What is being asked: State how many lines include "concerns", giving the number by itself.

'''

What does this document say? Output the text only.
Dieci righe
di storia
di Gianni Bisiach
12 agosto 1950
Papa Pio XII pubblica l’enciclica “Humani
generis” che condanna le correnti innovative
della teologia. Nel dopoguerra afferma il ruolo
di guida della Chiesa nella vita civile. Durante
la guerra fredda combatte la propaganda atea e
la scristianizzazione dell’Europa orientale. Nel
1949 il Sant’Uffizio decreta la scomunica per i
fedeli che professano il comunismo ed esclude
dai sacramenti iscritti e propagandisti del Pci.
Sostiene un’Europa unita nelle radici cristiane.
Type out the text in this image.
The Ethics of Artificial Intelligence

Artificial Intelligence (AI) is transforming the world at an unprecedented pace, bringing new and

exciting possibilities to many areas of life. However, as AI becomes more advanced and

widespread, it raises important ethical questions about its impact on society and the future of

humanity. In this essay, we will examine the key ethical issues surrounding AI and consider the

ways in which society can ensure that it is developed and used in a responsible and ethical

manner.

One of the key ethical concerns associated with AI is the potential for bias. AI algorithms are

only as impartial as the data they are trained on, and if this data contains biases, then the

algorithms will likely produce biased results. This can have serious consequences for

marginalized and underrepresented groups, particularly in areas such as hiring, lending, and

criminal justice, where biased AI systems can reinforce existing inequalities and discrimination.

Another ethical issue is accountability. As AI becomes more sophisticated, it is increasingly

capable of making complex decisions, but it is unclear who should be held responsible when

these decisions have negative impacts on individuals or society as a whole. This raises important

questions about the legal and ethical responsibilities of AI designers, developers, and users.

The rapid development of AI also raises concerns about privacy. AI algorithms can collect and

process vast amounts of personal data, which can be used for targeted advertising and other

'''
'''

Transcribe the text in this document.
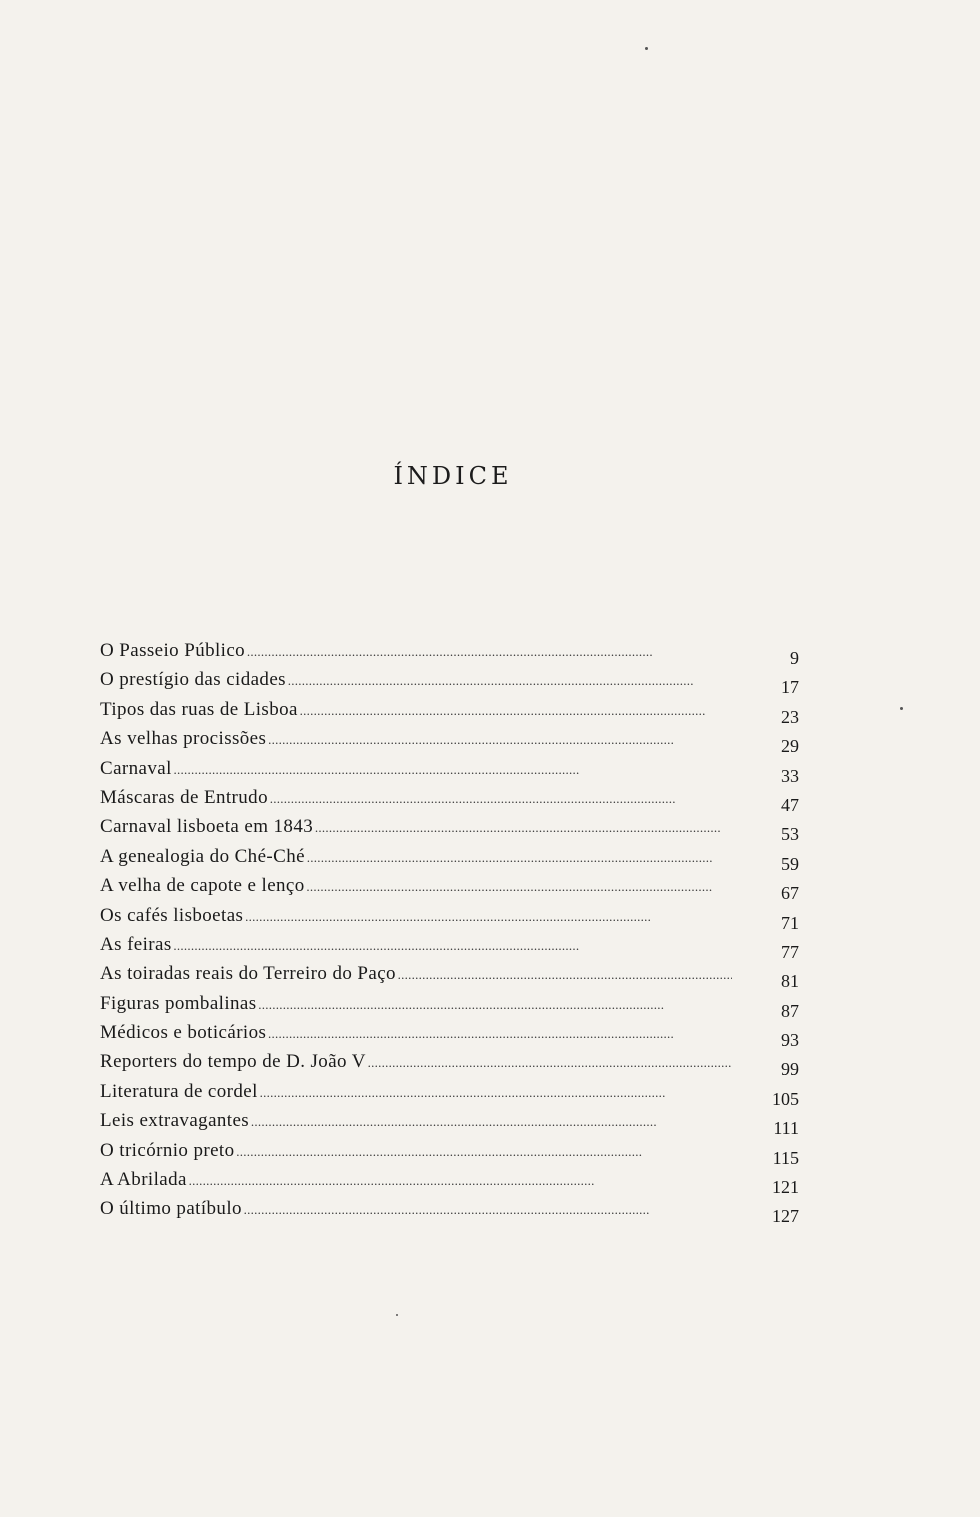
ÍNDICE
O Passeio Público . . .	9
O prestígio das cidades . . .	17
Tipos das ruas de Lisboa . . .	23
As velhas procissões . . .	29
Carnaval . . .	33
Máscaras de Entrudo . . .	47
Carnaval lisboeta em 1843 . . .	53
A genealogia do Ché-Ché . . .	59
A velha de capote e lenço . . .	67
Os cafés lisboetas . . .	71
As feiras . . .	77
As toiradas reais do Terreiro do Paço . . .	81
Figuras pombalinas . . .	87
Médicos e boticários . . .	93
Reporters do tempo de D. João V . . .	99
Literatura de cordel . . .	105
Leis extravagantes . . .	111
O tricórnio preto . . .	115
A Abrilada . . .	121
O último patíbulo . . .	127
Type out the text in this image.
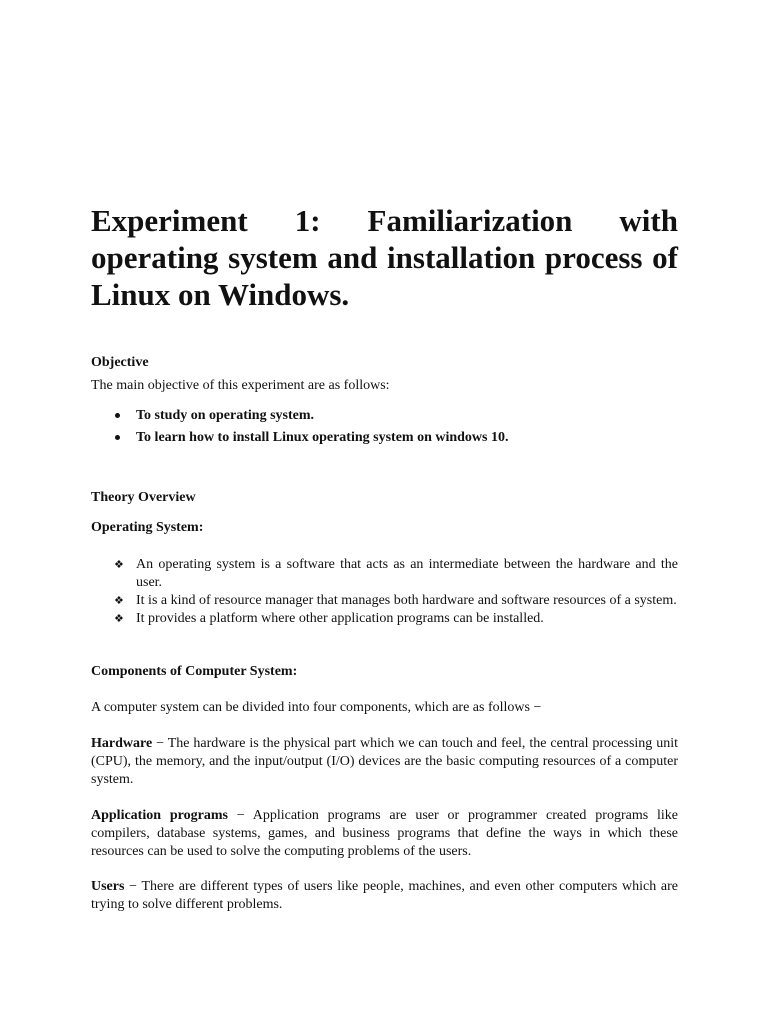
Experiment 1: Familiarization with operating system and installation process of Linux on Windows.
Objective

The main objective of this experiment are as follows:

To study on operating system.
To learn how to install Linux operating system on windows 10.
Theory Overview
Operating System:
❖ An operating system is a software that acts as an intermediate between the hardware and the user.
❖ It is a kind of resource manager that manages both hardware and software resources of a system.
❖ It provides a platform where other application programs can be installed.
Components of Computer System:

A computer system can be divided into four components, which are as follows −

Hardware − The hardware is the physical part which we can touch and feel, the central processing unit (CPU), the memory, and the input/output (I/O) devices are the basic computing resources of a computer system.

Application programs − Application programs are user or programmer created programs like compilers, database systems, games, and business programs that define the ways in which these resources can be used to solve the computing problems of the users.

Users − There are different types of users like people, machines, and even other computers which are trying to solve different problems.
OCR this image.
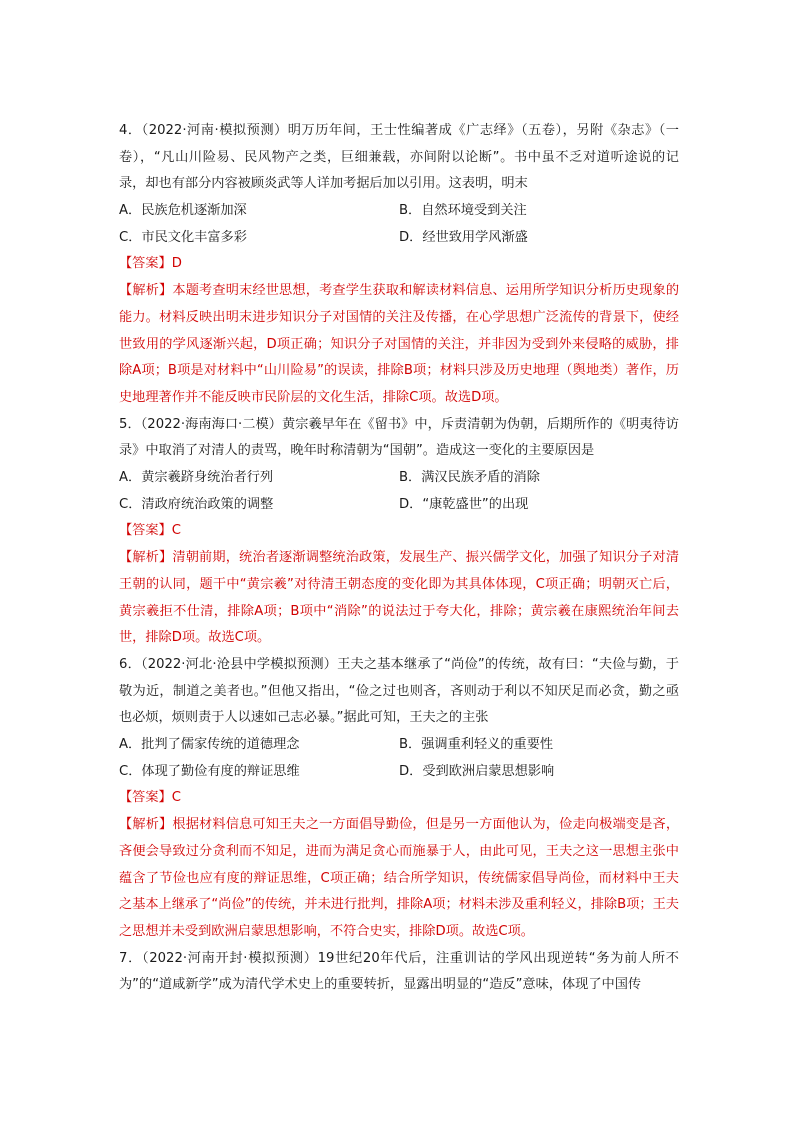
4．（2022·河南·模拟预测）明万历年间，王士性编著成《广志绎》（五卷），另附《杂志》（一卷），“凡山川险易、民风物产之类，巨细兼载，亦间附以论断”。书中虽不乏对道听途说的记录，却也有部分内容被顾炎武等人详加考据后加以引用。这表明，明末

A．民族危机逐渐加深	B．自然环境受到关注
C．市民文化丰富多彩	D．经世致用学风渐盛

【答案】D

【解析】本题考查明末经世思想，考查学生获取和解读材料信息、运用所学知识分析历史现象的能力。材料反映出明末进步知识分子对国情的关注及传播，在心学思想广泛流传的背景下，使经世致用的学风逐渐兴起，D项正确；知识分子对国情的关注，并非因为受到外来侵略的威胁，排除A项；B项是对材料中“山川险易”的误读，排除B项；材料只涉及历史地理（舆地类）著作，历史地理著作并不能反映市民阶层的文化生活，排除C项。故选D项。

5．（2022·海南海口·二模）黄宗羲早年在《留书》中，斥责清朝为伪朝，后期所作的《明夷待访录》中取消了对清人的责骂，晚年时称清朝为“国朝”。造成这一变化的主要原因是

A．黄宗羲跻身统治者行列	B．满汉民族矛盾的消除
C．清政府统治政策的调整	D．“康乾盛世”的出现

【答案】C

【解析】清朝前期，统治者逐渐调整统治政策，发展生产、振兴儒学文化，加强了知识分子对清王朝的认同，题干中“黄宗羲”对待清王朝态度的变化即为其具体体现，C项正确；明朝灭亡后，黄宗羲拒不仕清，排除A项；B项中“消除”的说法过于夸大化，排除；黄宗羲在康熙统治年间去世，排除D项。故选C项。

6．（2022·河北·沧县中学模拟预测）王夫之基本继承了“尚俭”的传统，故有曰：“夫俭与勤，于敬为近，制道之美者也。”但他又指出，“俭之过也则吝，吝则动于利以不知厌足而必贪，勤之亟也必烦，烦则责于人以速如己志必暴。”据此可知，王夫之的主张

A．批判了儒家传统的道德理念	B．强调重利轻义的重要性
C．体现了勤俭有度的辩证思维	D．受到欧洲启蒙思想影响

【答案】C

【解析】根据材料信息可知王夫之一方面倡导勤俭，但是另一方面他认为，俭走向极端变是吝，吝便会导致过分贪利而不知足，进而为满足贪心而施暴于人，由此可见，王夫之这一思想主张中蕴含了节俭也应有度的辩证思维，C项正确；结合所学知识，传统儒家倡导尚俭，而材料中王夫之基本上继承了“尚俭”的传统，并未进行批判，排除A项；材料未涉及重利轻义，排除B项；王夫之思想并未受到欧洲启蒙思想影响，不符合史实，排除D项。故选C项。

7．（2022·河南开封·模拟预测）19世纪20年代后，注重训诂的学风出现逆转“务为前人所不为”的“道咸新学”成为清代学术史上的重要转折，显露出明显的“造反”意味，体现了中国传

'''

Output below: 2